PROBLEM STATEMENT: From the material below, list every line containing "shall".

SUPPLIED MATERIAL:
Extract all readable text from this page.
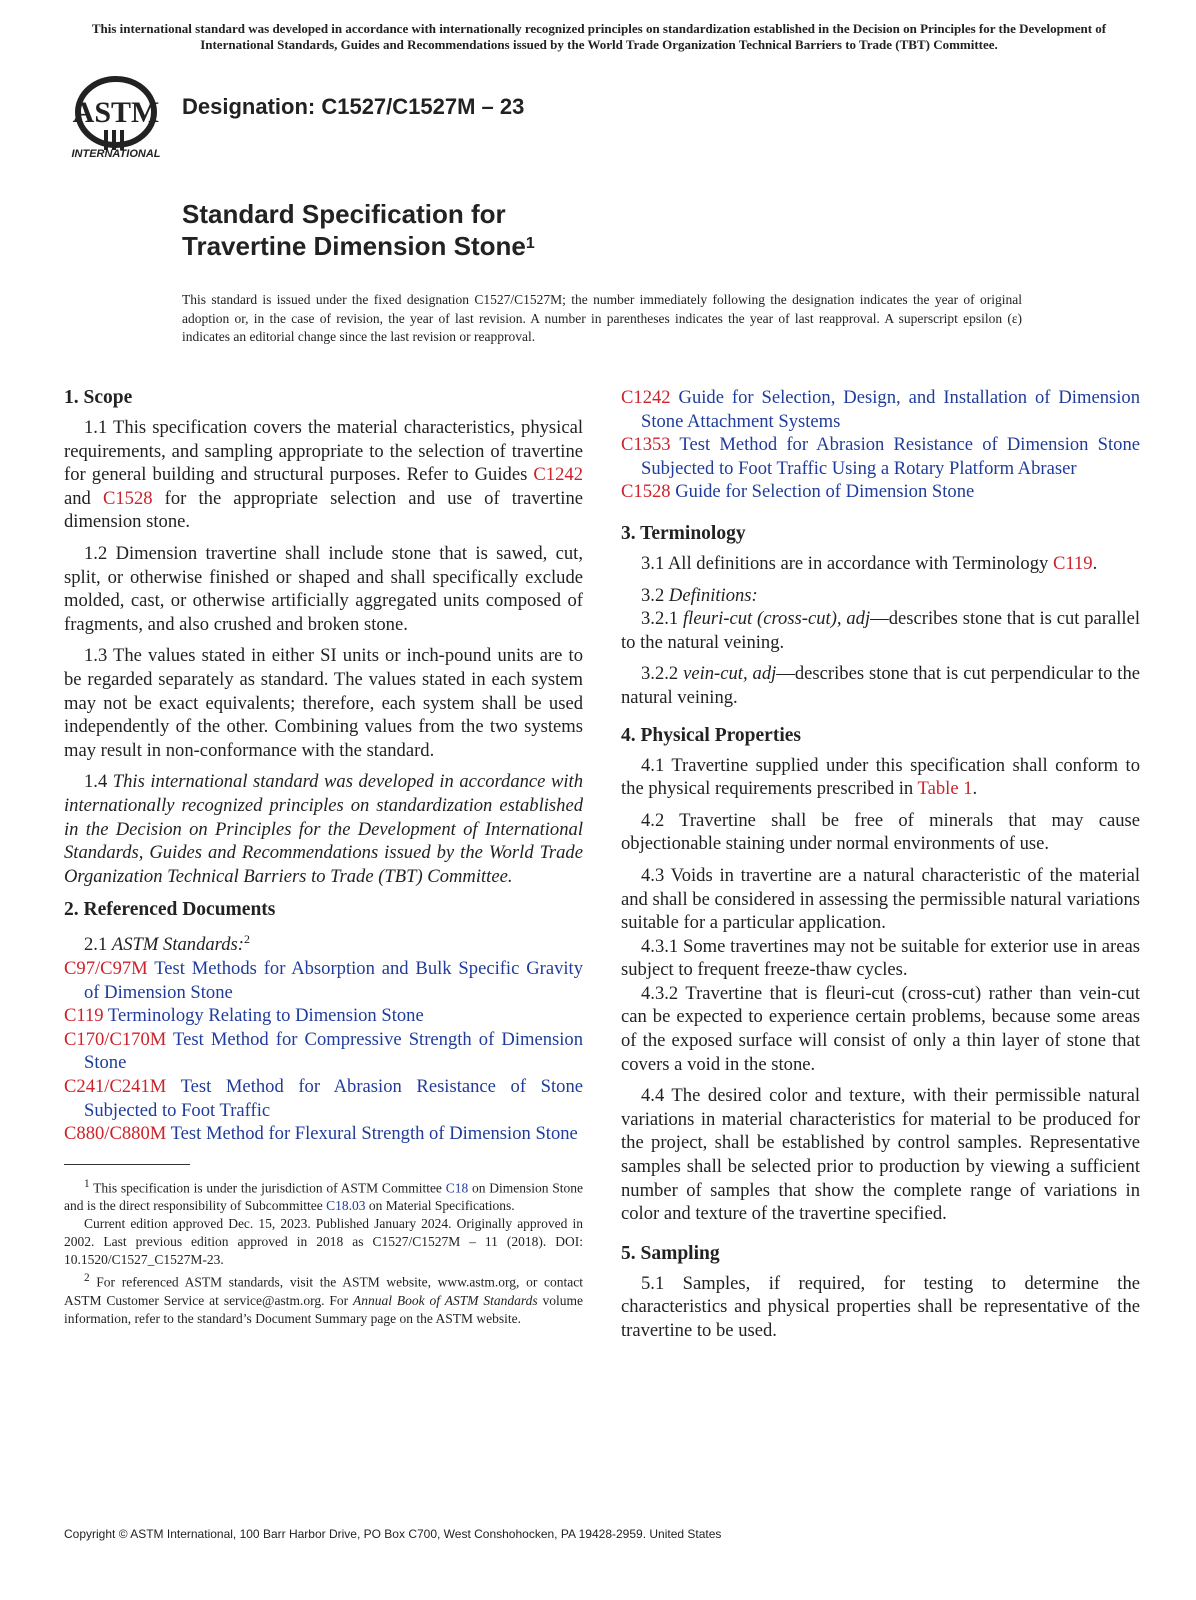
This international standard was developed in accordance with internationally recognized principles on standardization established in the Decision on Principles for the Development of International Standards, Guides and Recommendations issued by the World Trade Organization Technical Barriers to Trade (TBT) Committee.
ASTM
INTERNATIONAL
Designation: C1527/C1527M – 23
Standard Specification for
Travertine Dimension Stone$^1$
This standard is issued under the fixed designation C1527/C1527M; the number immediately following the designation indicates the year of original adoption or, in the case of revision, the year of last revision. A number in parentheses indicates the year of last reapproval. A superscript epsilon (ε) indicates an editorial change since the last revision or reapproval.
1. Scope

1.1 This specification covers the material characteristics, physical requirements, and sampling appropriate to the selection of travertine for general building and structural purposes. Refer to Guides C1242 and C1528 for the appropriate selection and use of travertine dimension stone.

1.2 Dimension travertine shall include stone that is sawed, cut, split, or otherwise finished or shaped and shall specifically exclude molded, cast, or otherwise artificially aggregated units composed of fragments, and also crushed and broken stone.

1.3 The values stated in either SI units or inch-pound units are to be regarded separately as standard. The values stated in each system may not be exact equivalents; therefore, each system shall be used independently of the other. Combining values from the two systems may result in non-conformance with the standard.

1.4 This international standard was developed in accordance with internationally recognized principles on standardization established in the Decision on Principles for the Development of International Standards, Guides and Recommendations issued by the World Trade Organization Technical Barriers to Trade (TBT) Committee.

2. Referenced Documents

2.1 ASTM Standards:$^2$

C97/C97M Test Methods for Absorption and Bulk Specific Gravity of Dimension Stone
C119 Terminology Relating to Dimension Stone
C170/C170M Test Method for Compressive Strength of Dimension Stone
C241/C241M Test Method for Abrasion Resistance of Stone Subjected to Foot Traffic
C880/C880M Test Method for Flexural Strength of Dimension Stone

$^1$ This specification is under the jurisdiction of ASTM Committee C18 on Dimension Stone and is the direct responsibility of Subcommittee C18.03 on Material Specifications.

Current edition approved Dec. 15, 2023. Published January 2024. Originally approved in 2002. Last previous edition approved in 2018 as C1527/C1527M – 11 (2018). DOI: 10.1520/C1527_C1527M-23.

$^2$ For referenced ASTM standards, visit the ASTM website, www.astm.org, or contact ASTM Customer Service at service@astm.org. For Annual Book of ASTM Standards volume information, refer to the standard’s Document Summary page on the ASTM website.

C1242 Guide for Selection, Design, and Installation of Dimension Stone Attachment Systems
C1353 Test Method for Abrasion Resistance of Dimension Stone Subjected to Foot Traffic Using a Rotary Platform Abraser
C1528 Guide for Selection of Dimension Stone
3. Terminology

3.1 All definitions are in accordance with Terminology C119.

3.2 Definitions:

3.2.1 fleuri-cut (cross-cut), adj—describes stone that is cut parallel to the natural veining.

3.2.2 vein-cut, adj—describes stone that is cut perpendicular to the natural veining.

4. Physical Properties

4.1 Travertine supplied under this specification shall conform to the physical requirements prescribed in Table 1.

4.2 Travertine shall be free of minerals that may cause objectionable staining under normal environments of use.

4.3 Voids in travertine are a natural characteristic of the material and shall be considered in assessing the permissible natural variations suitable for a particular application.

4.3.1 Some travertines may not be suitable for exterior use in areas subject to frequent freeze-thaw cycles.

4.3.2 Travertine that is fleuri-cut (cross-cut) rather than vein-cut can be expected to experience certain problems, because some areas of the exposed surface will consist of only a thin layer of stone that covers a void in the stone.

4.4 The desired color and texture, with their permissible natural variations in material characteristics for material to be produced for the project, shall be established by control samples. Representative samples shall be selected prior to production by viewing a sufficient number of samples that show the complete range of variations in color and texture of the travertine specified.

5. Sampling

5.1 Samples, if required, for testing to determine the characteristics and physical properties shall be representative of the travertine to be used.

Copyright © ASTM International, 100 Barr Harbor Drive, PO Box C700, West Conshohocken, PA 19428-2959. United States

THE RESPONSE:
1.2 Dimension travertine shall include stone that is sawed, cut, split, or otherwise finished or shaped and shall specifically exclude molded, cast, or otherwise artificially aggregated units composed of fragments, and also crushed and broken stone.
1.3 The values stated in either SI units or inch-pound units are to be regarded separately as standard. The values stated in each system may not be exact equivalents; therefore, each system shall be used independently of the other. Combining values from the two systems may result in non-conformance with the standard.
4.1 Travertine supplied under this specification shall conform to the physical requirements prescribed in Table 1.
4.2 Travertine shall be free of minerals that may cause objectionable staining under normal environments of use.
4.3 Voids in travertine are a natural characteristic of the material and shall be considered in assessing the permissible natural variations suitable for a particular application.
4.4 The desired color and texture, with their permissible natural variations in material characteristics for material to be produced for the project, shall be established by control samples. Representative samples shall be selected prior to production by viewing a sufficient number of samples that show the complete range of variations in color and texture of the travertine specified.
5.1 Samples, if required, for testing to determine the characteristics and physical properties shall be representative of the travertine to be used.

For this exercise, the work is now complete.